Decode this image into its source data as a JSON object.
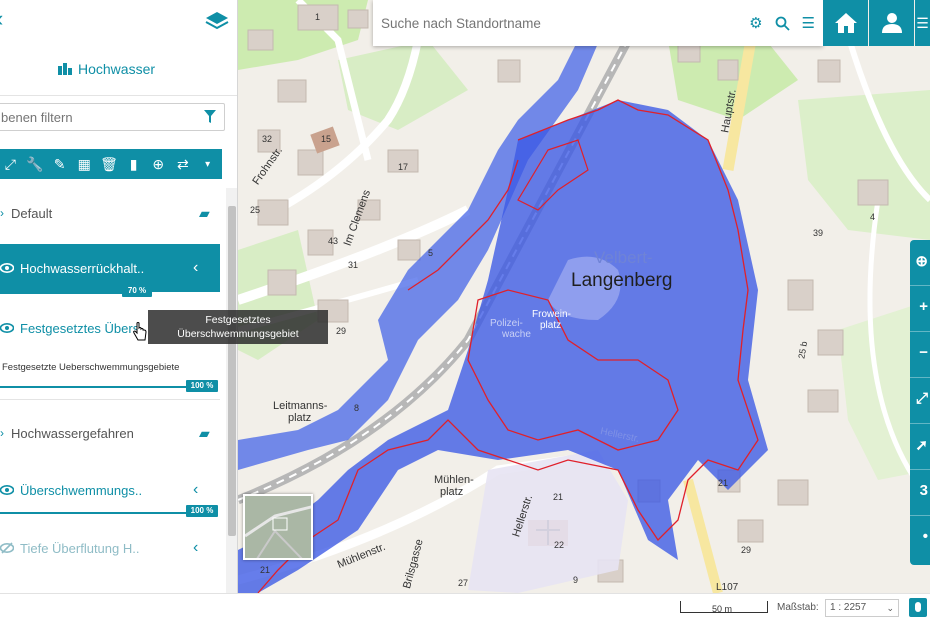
{
  "sidebar": {
    "title": "Hochwasser",
    "filter_placeholder": "benen filtern",
    "layers": {
      "default": "Default",
      "hwr": "Hochwasserrückhalt..",
      "hwr_opacity": "70 %",
      "fest": "Festgesetztes Übers..",
      "fest_sub": "Festgesetzte Ueberschwemmungsgebiete",
      "fest_opacity": "100 %",
      "gefahren": "Hochwassergefahren",
      "ueb": "Überschwemmungs..",
      "ueb_opacity": "100 %",
      "tief": "Tiefe Überflutung H.."
    },
    "tooltip": "Festgesetztes Überschwemmungsgebiet"
  },
  "search": {
    "placeholder": "Suche nach Standortname"
  },
  "map_labels": {
    "frohnstr": "Frohnstr.",
    "clemens": "Im Clemens",
    "haupt": "Hauptstr.",
    "velbert": "Velbert-",
    "langenberg": "Langenberg",
    "polizei1": "Polizei-",
    "polizei2": "wache",
    "froweins1": "Frowein-",
    "froweins2": "platz",
    "heller": "Hellerstr.",
    "heller2": "Hellerstr.",
    "leitmanns1": "Leitmanns-",
    "leitmanns2": "platz",
    "muehlen1": "Mühlen-",
    "muehlen2": "platz",
    "muehlenstr": "Mühlenstr.",
    "brilsgasse": "Brilsgasse",
    "l107": "L107",
    "n1": "1",
    "n15": "15",
    "n32": "32",
    "n25": "25",
    "n17": "17",
    "n43": "43",
    "n31": "31",
    "n29": "29",
    "n8": "8",
    "n21": "21",
    "n22": "22",
    "n29b": "29",
    "n21b": "21",
    "n4": "4",
    "n25b": "25 b",
    "n39": "39",
    "n5": "5",
    "n9": "9",
    "n27": "27",
    "n21c": "21"
  },
  "bottom": {
    "scale_bar": "50 m",
    "scale_label": "Maßstab:",
    "scale_value": "1 : 2257"
  },
  "colors": {
    "accent": "#0f8fa6",
    "flood": "#3b5ef0",
    "border": "#e0202a"
  }
}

===============

• _WHAT TO PRODUCE_
Search the material above for "platz". Pull out each line where it shows up.

• _THE RESPONSE_
    "froweins2": "platz",
    "leitmanns2": "platz",
    "muehlen2": "platz",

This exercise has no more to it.